» TASK BRIEF
The complete listing should be restated exactly.

====== EXTRACTED MATERIAL

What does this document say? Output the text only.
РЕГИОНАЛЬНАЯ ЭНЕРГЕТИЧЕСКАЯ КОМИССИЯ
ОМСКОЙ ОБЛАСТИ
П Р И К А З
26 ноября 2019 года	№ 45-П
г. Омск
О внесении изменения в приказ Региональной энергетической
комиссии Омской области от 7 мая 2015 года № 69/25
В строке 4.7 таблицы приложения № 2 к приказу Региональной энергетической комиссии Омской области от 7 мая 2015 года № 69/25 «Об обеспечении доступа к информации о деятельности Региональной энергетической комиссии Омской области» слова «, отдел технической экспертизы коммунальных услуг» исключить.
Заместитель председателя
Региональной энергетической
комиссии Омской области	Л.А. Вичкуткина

============

» PROBLEM SOLUTION
What does this document say? Output the text only.
РЕГИОНАЛЬНАЯ ЭНЕРГЕТИЧЕСКАЯ КОМИССИЯ
ОМСКОЙ ОБЛАСТИ
П Р И К А З
26 ноября 2019 года	№ 45-П
г. Омск
О внесении изменения в приказ Региональной энергетической
комиссии Омской области от 7 мая 2015 года № 69/25
В строке 4.7 таблицы приложения № 2 к приказу Региональной энергетической комиссии Омской области от 7 мая 2015 года № 69/25 «Об обеспечении доступа к информации о деятельности Региональной энергетической комиссии Омской области» слова «, отдел технической экспертизы коммунальных услуг» исключить.
Заместитель председателя
Региональной энергетической
комиссии Омской области	Л.А. Вичкуткина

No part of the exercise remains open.